— BEGIN Entries —

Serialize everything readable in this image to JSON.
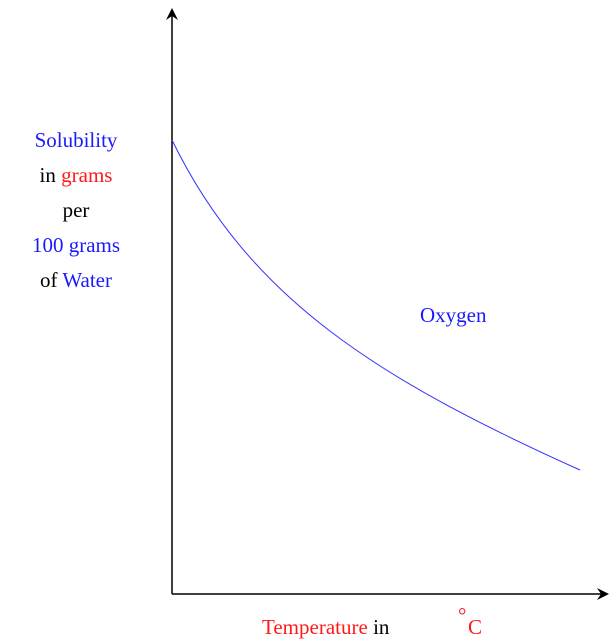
{
  "y_axis_label": {
    "line1": "Solubility",
    "line2_a": "in",
    "line2_b": "grams",
    "line3": "per",
    "line4": "100 grams",
    "line5_a": "of",
    "line5_b": "Water"
  },
  "curve_label": "Oxygen",
  "x_axis_label": {
    "part1": "Temperature",
    "part2": "in",
    "degree": "°",
    "unit": "C"
  }
}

— END Entries —

#### Exercise directions:
Repeat the listing in full and exactly. Leave any pictures out.

#### Final result:
Serialize everything readable in this image to JSON.
{
  "y_axis_label": {
    "line1": "Solubility",
    "line2_a": "in",
    "line2_b": "grams",
    "line3": "per",
    "line4": "100 grams",
    "line5_a": "of",
    "line5_b": "Water"
  },
  "curve_label": "Oxygen",
  "x_axis_label": {
    "part1": "Temperature",
    "part2": "in",
    "degree": "°",
    "unit": "C"
  }
}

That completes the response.